• TASK OBJECTIVE: Transcribe all of the material exactly.

• Stored records:
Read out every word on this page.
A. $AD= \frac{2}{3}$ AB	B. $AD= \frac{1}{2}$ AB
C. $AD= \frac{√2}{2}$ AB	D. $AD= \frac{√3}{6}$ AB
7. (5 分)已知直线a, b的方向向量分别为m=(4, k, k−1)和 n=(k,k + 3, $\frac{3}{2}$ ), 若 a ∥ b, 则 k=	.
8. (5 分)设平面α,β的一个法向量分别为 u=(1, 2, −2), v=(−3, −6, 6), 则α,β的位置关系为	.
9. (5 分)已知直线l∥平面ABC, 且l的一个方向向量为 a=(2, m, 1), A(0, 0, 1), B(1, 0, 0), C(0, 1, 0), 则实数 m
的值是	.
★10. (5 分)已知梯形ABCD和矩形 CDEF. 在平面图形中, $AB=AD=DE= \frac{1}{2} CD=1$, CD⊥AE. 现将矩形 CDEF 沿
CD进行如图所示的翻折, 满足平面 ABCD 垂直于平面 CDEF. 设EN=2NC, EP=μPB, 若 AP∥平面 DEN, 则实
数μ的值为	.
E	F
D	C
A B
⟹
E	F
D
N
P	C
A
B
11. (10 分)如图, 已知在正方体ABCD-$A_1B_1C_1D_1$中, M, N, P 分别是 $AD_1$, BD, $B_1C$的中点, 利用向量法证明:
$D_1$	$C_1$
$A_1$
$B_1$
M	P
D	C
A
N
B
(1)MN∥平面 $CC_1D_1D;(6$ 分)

• EXERCISE RESPONSE:
Read out every word on this page.
A. $AD= \frac{2}{3}$ AB	B. $AD= \frac{1}{2}$ AB
C. $AD= \frac{√2}{2}$ AB	D. $AD= \frac{√3}{6}$ AB
7. (5 分)已知直线a, b的方向向量分别为m=(4, k, k−1)和 n=(k,k + 3, $\frac{3}{2}$ ), 若 a ∥ b, 则 k=	.
8. (5 分)设平面α,β的一个法向量分别为 u=(1, 2, −2), v=(−3, −6, 6), 则α,β的位置关系为	.
9. (5 分)已知直线l∥平面ABC, 且l的一个方向向量为 a=(2, m, 1), A(0, 0, 1), B(1, 0, 0), C(0, 1, 0), 则实数 m
的值是	.
★10. (5 分)已知梯形ABCD和矩形 CDEF. 在平面图形中, $AB=AD=DE= \frac{1}{2} CD=1$, CD⊥AE. 现将矩形 CDEF 沿
CD进行如图所示的翻折, 满足平面 ABCD 垂直于平面 CDEF. 设EN=2NC, EP=μPB, 若 AP∥平面 DEN, 则实
数μ的值为	.
E	F
D	C
A B
⟹
E	F
D
N
P	C
A
B
11. (10 分)如图, 已知在正方体ABCD-$A_1B_1C_1D_1$中, M, N, P 分别是 $AD_1$, BD, $B_1C$的中点, 利用向量法证明:
$D_1$	$C_1$
$A_1$
$B_1$
M	P
D	C
A
N
B
(1)MN∥平面 $CC_1D_1D;(6$ 分)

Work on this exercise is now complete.